◆ SET TASK
From the listing below, pull out every line where the string "values" appears.

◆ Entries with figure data
========================
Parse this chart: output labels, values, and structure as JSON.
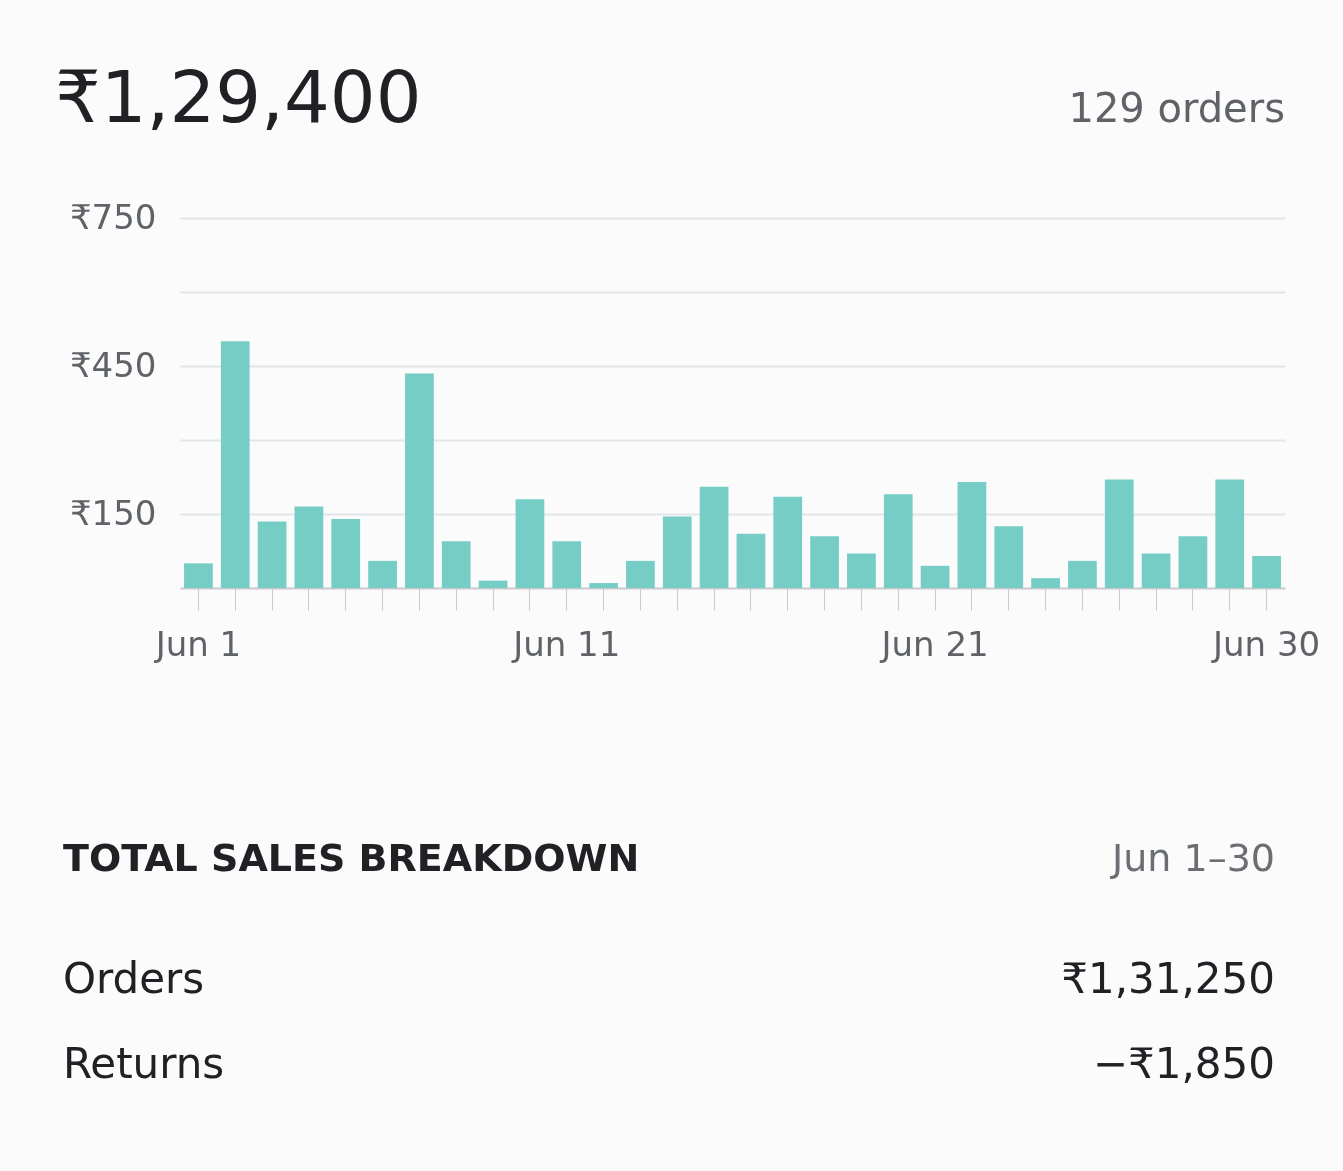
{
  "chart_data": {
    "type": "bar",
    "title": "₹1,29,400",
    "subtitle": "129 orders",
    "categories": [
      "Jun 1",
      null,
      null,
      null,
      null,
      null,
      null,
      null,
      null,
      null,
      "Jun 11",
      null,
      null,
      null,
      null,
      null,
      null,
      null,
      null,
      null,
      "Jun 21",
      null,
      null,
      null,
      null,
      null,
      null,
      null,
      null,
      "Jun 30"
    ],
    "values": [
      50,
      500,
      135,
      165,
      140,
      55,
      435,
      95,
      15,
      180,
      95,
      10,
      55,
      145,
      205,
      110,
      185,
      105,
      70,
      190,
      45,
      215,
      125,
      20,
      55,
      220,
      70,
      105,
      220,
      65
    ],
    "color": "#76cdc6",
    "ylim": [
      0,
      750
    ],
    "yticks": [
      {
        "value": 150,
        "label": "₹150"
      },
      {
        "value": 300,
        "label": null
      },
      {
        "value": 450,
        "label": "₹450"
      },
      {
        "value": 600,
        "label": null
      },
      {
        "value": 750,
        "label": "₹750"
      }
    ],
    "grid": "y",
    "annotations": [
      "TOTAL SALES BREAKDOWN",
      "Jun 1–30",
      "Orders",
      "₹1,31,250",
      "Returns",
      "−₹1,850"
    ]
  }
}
========================
◆ OUTPUT OF THE TASK
Parse this chart: output labels, values, and structure as JSON.
    "values": [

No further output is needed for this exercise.